*Required task*. Below is some material; transcribe all of it exactly.

*Stored data*.
◆ ◆ ◆ ◆ ◆

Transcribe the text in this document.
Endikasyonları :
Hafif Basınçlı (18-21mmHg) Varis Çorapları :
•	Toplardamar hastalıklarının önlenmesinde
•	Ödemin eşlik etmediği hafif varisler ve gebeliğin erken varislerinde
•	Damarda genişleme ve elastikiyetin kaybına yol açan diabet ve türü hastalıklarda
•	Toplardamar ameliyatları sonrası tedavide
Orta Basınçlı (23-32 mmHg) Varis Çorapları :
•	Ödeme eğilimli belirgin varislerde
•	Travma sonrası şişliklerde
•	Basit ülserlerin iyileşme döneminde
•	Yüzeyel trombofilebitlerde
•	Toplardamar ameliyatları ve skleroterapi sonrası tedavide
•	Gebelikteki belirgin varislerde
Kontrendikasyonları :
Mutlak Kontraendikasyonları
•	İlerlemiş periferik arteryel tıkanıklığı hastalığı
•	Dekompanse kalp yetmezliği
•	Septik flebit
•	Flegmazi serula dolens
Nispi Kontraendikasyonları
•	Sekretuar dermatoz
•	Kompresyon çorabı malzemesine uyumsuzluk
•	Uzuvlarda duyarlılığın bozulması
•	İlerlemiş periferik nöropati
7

◆ ◆ ◆ ◆ ◆

*Response*.
Transcribe the text in this document.
Endikasyonları :
Hafif Basınçlı (18-21mmHg) Varis Çorapları :
•	Toplardamar hastalıklarının önlenmesinde
•	Ödemin eşlik etmediği hafif varisler ve gebeliğin erken varislerinde
•	Damarda genişleme ve elastikiyetin kaybına yol açan diabet ve türü hastalıklarda
•	Toplardamar ameliyatları sonrası tedavide
Orta Basınçlı (23-32 mmHg) Varis Çorapları :
•	Ödeme eğilimli belirgin varislerde
•	Travma sonrası şişliklerde
•	Basit ülserlerin iyileşme döneminde
•	Yüzeyel trombofilebitlerde
•	Toplardamar ameliyatları ve skleroterapi sonrası tedavide
•	Gebelikteki belirgin varislerde
Kontrendikasyonları :
Mutlak Kontraendikasyonları
•	İlerlemiş periferik arteryel tıkanıklığı hastalığı
•	Dekompanse kalp yetmezliği
•	Septik flebit
•	Flegmazi serula dolens
Nispi Kontraendikasyonları
•	Sekretuar dermatoz
•	Kompresyon çorabı malzemesine uyumsuzluk
•	Uzuvlarda duyarlılığın bozulması
•	İlerlemiş periferik nöropati
7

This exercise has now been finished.